╭─ Extracted information

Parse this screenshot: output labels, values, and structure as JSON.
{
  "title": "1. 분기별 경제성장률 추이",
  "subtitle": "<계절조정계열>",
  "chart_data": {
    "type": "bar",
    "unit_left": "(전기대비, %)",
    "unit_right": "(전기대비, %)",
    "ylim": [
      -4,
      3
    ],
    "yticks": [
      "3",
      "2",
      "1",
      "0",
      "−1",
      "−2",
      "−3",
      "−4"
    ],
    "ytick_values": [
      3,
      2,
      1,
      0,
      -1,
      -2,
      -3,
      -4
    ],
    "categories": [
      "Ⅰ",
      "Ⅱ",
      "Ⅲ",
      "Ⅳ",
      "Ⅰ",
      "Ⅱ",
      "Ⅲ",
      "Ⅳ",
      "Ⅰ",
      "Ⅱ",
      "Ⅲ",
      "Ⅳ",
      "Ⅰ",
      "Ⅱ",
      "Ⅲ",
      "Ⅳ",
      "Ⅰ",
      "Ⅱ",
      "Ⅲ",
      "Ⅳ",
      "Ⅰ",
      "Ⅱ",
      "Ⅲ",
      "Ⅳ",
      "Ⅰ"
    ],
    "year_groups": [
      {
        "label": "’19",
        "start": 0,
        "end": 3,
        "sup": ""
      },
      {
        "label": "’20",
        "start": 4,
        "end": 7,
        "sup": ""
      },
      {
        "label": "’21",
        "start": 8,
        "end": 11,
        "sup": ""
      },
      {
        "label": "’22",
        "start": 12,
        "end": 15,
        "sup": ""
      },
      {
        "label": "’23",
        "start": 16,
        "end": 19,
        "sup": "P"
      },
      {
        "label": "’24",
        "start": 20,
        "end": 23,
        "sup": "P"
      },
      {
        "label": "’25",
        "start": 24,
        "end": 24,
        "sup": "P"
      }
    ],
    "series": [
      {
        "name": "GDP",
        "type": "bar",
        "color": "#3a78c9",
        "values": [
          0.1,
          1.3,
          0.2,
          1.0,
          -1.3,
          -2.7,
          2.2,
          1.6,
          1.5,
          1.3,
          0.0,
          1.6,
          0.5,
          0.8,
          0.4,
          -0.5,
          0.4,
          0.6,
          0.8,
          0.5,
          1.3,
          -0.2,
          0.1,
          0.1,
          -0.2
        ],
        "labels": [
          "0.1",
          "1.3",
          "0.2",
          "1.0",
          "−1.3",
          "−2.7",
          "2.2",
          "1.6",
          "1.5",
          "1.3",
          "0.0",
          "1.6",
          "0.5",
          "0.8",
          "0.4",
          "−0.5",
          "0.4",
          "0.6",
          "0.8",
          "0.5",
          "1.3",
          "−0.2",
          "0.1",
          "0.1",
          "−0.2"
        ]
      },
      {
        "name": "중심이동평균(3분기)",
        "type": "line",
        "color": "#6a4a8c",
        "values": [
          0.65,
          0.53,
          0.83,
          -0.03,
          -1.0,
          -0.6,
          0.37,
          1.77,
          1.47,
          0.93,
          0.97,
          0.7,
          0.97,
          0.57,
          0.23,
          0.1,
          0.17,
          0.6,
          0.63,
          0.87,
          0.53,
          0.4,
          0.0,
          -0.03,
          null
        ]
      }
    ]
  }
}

╰─

=== To do ===
Reproduce all of the material above word for word.

=== Result of this task ===
Parse this screenshot: output labels, values, and structure as JSON.
{
  "title": "1. 분기별 경제성장률 추이",
  "subtitle": "<계절조정계열>",
  "chart_data": {
    "type": "bar",
    "unit_left": "(전기대비, %)",
    "unit_right": "(전기대비, %)",
    "ylim": [
      -4,
      3
    ],
    "yticks": [
      "3",
      "2",
      "1",
      "0",
      "−1",
      "−2",
      "−3",
      "−4"
    ],
    "ytick_values": [
      3,
      2,
      1,
      0,
      -1,
      -2,
      -3,
      -4
    ],
    "categories": [
      "Ⅰ",
      "Ⅱ",
      "Ⅲ",
      "Ⅳ",
      "Ⅰ",
      "Ⅱ",
      "Ⅲ",
      "Ⅳ",
      "Ⅰ",
      "Ⅱ",
      "Ⅲ",
      "Ⅳ",
      "Ⅰ",
      "Ⅱ",
      "Ⅲ",
      "Ⅳ",
      "Ⅰ",
      "Ⅱ",
      "Ⅲ",
      "Ⅳ",
      "Ⅰ",
      "Ⅱ",
      "Ⅲ",
      "Ⅳ",
      "Ⅰ"
    ],
    "year_groups": [
      {
        "label": "’19",
        "start": 0,
        "end": 3,
        "sup": ""
      },
      {
        "label": "’20",
        "start": 4,
        "end": 7,
        "sup": ""
      },
      {
        "label": "’21",
        "start": 8,
        "end": 11,
        "sup": ""
      },
      {
        "label": "’22",
        "start": 12,
        "end": 15,
        "sup": ""
      },
      {
        "label": "’23",
        "start": 16,
        "end": 19,
        "sup": "P"
      },
      {
        "label": "’24",
        "start": 20,
        "end": 23,
        "sup": "P"
      },
      {
        "label": "’25",
        "start": 24,
        "end": 24,
        "sup": "P"
      }
    ],
    "series": [
      {
        "name": "GDP",
        "type": "bar",
        "color": "#3a78c9",
        "values": [
          0.1,
          1.3,
          0.2,
          1.0,
          -1.3,
          -2.7,
          2.2,
          1.6,
          1.5,
          1.3,
          0.0,
          1.6,
          0.5,
          0.8,
          0.4,
          -0.5,
          0.4,
          0.6,
          0.8,
          0.5,
          1.3,
          -0.2,
          0.1,
          0.1,
          -0.2
        ],
        "labels": [
          "0.1",
          "1.3",
          "0.2",
          "1.0",
          "−1.3",
          "−2.7",
          "2.2",
          "1.6",
          "1.5",
          "1.3",
          "0.0",
          "1.6",
          "0.5",
          "0.8",
          "0.4",
          "−0.5",
          "0.4",
          "0.6",
          "0.8",
          "0.5",
          "1.3",
          "−0.2",
          "0.1",
          "0.1",
          "−0.2"
        ]
      },
      {
        "name": "중심이동평균(3분기)",
        "type": "line",
        "color": "#6a4a8c",
        "values": [
          0.65,
          0.53,
          0.83,
          -0.03,
          -1.0,
          -0.6,
          0.37,
          1.77,
          1.47,
          0.93,
          0.97,
          0.7,
          0.97,
          0.57,
          0.23,
          0.1,
          0.17,
          0.6,
          0.63,
          0.87,
          0.53,
          0.4,
          0.0,
          -0.03,
          null
        ]
      }
    ]
  }
}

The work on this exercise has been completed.